▶ [PROBLEM TO SOLVE] Output the data word for word, dropping every image.

---- RECORDS TO USE

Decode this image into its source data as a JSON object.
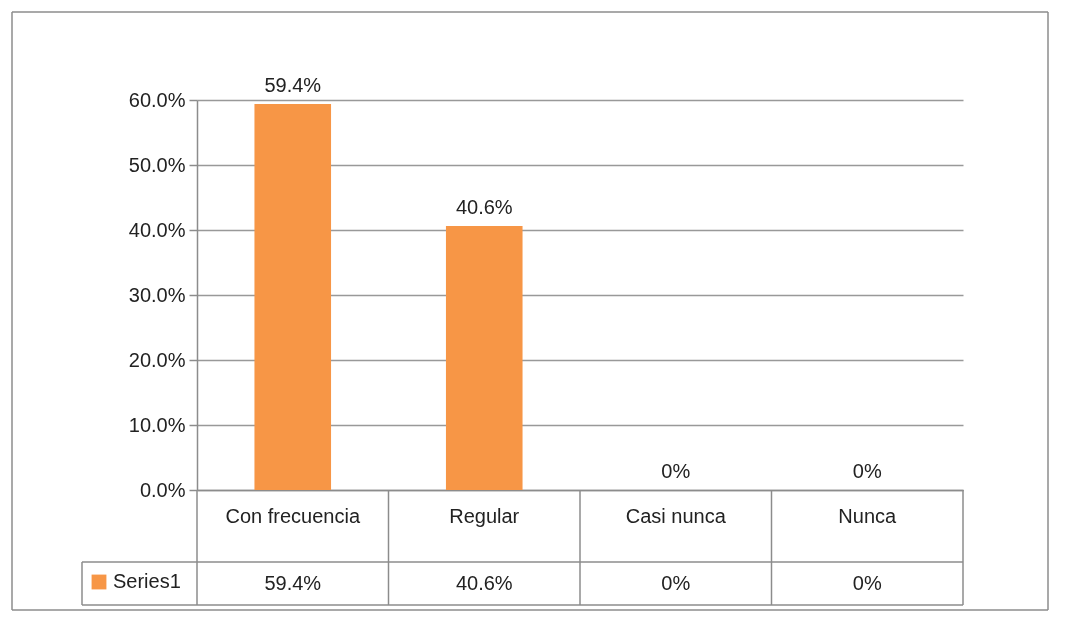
{
  "chart_data": {
    "type": "bar",
    "categories": [
      "Con frecuencia",
      "Regular",
      "Casi nunca",
      "Nunca"
    ],
    "series": [
      {
        "name": "Series1",
        "color": "#f79646",
        "values": [
          59.4,
          40.6,
          0,
          0
        ],
        "value_labels": [
          "59.4%",
          "40.6%",
          "0%",
          "0%"
        ]
      }
    ],
    "ylim": [
      0,
      60
    ],
    "yticks": [
      {
        "value": 0,
        "label": "0.0%"
      },
      {
        "value": 10,
        "label": "10.0%"
      },
      {
        "value": 20,
        "label": "20.0%"
      },
      {
        "value": 30,
        "label": "30.0%"
      },
      {
        "value": 40,
        "label": "40.0%"
      },
      {
        "value": 50,
        "label": "50.0%"
      },
      {
        "value": 60,
        "label": "60.0%"
      }
    ],
    "grid": "y",
    "legend": "bottom left"
  }
}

--------

▶ [CORRECT OUTPUT]
Decode this image into its source data as a JSON object.
{
  "chart_data": {
    "type": "bar",
    "categories": [
      "Con frecuencia",
      "Regular",
      "Casi nunca",
      "Nunca"
    ],
    "series": [
      {
        "name": "Series1",
        "color": "#f79646",
        "values": [
          59.4,
          40.6,
          0,
          0
        ],
        "value_labels": [
          "59.4%",
          "40.6%",
          "0%",
          "0%"
        ]
      }
    ],
    "ylim": [
      0,
      60
    ],
    "yticks": [
      {
        "value": 0,
        "label": "0.0%"
      },
      {
        "value": 10,
        "label": "10.0%"
      },
      {
        "value": 20,
        "label": "20.0%"
      },
      {
        "value": 30,
        "label": "30.0%"
      },
      {
        "value": 40,
        "label": "40.0%"
      },
      {
        "value": 50,
        "label": "50.0%"
      },
      {
        "value": 60,
        "label": "60.0%"
      }
    ],
    "grid": "y",
    "legend": "bottom left"
  }
}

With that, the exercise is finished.